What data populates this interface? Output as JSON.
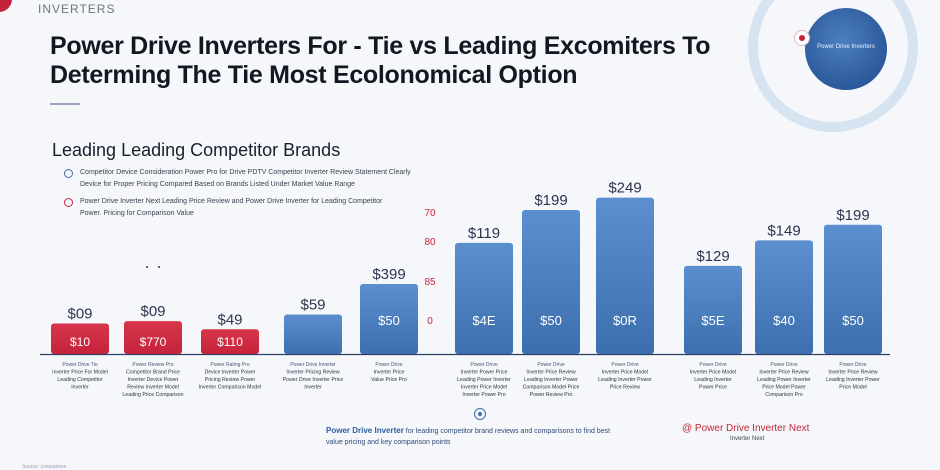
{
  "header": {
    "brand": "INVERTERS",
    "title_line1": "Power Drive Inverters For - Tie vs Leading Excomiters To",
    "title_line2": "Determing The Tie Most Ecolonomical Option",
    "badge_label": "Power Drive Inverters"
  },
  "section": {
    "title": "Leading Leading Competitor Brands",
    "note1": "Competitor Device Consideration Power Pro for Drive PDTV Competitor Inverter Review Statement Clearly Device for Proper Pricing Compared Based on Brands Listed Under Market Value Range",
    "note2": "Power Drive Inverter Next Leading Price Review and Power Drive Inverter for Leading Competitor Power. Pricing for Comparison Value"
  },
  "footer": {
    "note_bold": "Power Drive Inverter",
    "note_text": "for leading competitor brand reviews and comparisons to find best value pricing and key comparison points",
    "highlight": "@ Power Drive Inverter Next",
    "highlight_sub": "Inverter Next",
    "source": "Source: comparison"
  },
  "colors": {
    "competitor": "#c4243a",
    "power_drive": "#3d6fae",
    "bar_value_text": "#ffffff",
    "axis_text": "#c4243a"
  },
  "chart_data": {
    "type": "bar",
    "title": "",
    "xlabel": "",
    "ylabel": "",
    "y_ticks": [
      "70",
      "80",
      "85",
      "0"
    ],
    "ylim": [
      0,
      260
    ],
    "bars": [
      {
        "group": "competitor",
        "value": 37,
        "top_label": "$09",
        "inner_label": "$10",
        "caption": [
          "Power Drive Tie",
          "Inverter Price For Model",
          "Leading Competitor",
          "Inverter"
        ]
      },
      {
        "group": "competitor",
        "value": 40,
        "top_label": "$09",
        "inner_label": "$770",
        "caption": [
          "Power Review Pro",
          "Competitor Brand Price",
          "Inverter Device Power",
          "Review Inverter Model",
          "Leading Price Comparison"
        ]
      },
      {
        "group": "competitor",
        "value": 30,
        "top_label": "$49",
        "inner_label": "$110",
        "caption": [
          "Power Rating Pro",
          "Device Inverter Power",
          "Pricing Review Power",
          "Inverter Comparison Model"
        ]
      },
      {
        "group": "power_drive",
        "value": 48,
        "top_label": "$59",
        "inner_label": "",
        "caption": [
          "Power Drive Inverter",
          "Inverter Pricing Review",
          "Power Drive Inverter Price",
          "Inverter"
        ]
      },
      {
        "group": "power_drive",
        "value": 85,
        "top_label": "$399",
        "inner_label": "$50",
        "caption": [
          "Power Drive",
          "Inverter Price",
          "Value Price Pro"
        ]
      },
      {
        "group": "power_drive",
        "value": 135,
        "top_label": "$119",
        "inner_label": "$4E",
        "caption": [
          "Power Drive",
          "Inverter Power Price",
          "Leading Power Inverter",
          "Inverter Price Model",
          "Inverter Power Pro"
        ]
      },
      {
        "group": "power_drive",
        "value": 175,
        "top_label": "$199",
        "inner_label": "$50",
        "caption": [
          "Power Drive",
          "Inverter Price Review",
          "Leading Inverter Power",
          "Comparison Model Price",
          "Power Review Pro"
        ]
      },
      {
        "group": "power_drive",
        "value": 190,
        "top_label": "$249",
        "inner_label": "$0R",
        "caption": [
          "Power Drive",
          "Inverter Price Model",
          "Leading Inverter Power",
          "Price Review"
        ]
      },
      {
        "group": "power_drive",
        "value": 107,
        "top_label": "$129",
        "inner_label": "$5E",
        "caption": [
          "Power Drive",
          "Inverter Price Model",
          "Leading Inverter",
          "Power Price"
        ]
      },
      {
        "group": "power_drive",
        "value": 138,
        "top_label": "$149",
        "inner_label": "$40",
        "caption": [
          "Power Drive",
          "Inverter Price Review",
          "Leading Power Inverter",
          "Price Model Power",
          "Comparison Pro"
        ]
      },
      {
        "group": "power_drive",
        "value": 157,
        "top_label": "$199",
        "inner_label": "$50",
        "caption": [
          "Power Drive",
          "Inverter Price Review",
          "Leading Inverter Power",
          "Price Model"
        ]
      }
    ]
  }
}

^^^^^^^^^^^^^^^^

== Requirements ==
Using the data above, write out every line exactly, leaving the images behind.

== Answer to the task ==
What data populates this interface? Output as JSON.
{
  "header": {
    "brand": "INVERTERS",
    "title_line1": "Power Drive Inverters For - Tie vs Leading Excomiters To",
    "title_line2": "Determing The Tie Most Ecolonomical Option",
    "badge_label": "Power Drive Inverters"
  },
  "section": {
    "title": "Leading Leading Competitor Brands",
    "note1": "Competitor Device Consideration Power Pro for Drive PDTV Competitor Inverter Review Statement Clearly Device for Proper Pricing Compared Based on Brands Listed Under Market Value Range",
    "note2": "Power Drive Inverter Next Leading Price Review and Power Drive Inverter for Leading Competitor Power. Pricing for Comparison Value"
  },
  "footer": {
    "note_bold": "Power Drive Inverter",
    "note_text": "for leading competitor brand reviews and comparisons to find best value pricing and key comparison points",
    "highlight": "@ Power Drive Inverter Next",
    "highlight_sub": "Inverter Next",
    "source": "Source: comparison"
  },
  "colors": {
    "competitor": "#c4243a",
    "power_drive": "#3d6fae",
    "bar_value_text": "#ffffff",
    "axis_text": "#c4243a"
  },
  "chart_data": {
    "type": "bar",
    "title": "",
    "xlabel": "",
    "ylabel": "",
    "y_ticks": [
      "70",
      "80",
      "85",
      "0"
    ],
    "ylim": [
      0,
      260
    ],
    "bars": [
      {
        "group": "competitor",
        "value": 37,
        "top_label": "$09",
        "inner_label": "$10",
        "caption": [
          "Power Drive Tie",
          "Inverter Price For Model",
          "Leading Competitor",
          "Inverter"
        ]
      },
      {
        "group": "competitor",
        "value": 40,
        "top_label": "$09",
        "inner_label": "$770",
        "caption": [
          "Power Review Pro",
          "Competitor Brand Price",
          "Inverter Device Power",
          "Review Inverter Model",
          "Leading Price Comparison"
        ]
      },
      {
        "group": "competitor",
        "value": 30,
        "top_label": "$49",
        "inner_label": "$110",
        "caption": [
          "Power Rating Pro",
          "Device Inverter Power",
          "Pricing Review Power",
          "Inverter Comparison Model"
        ]
      },
      {
        "group": "power_drive",
        "value": 48,
        "top_label": "$59",
        "inner_label": "",
        "caption": [
          "Power Drive Inverter",
          "Inverter Pricing Review",
          "Power Drive Inverter Price",
          "Inverter"
        ]
      },
      {
        "group": "power_drive",
        "value": 85,
        "top_label": "$399",
        "inner_label": "$50",
        "caption": [
          "Power Drive",
          "Inverter Price",
          "Value Price Pro"
        ]
      },
      {
        "group": "power_drive",
        "value": 135,
        "top_label": "$119",
        "inner_label": "$4E",
        "caption": [
          "Power Drive",
          "Inverter Power Price",
          "Leading Power Inverter",
          "Inverter Price Model",
          "Inverter Power Pro"
        ]
      },
      {
        "group": "power_drive",
        "value": 175,
        "top_label": "$199",
        "inner_label": "$50",
        "caption": [
          "Power Drive",
          "Inverter Price Review",
          "Leading Inverter Power",
          "Comparison Model Price",
          "Power Review Pro"
        ]
      },
      {
        "group": "power_drive",
        "value": 190,
        "top_label": "$249",
        "inner_label": "$0R",
        "caption": [
          "Power Drive",
          "Inverter Price Model",
          "Leading Inverter Power",
          "Price Review"
        ]
      },
      {
        "group": "power_drive",
        "value": 107,
        "top_label": "$129",
        "inner_label": "$5E",
        "caption": [
          "Power Drive",
          "Inverter Price Model",
          "Leading Inverter",
          "Power Price"
        ]
      },
      {
        "group": "power_drive",
        "value": 138,
        "top_label": "$149",
        "inner_label": "$40",
        "caption": [
          "Power Drive",
          "Inverter Price Review",
          "Leading Power Inverter",
          "Price Model Power",
          "Comparison Pro"
        ]
      },
      {
        "group": "power_drive",
        "value": 157,
        "top_label": "$199",
        "inner_label": "$50",
        "caption": [
          "Power Drive",
          "Inverter Price Review",
          "Leading Inverter Power",
          "Price Model"
        ]
      }
    ]
  }
}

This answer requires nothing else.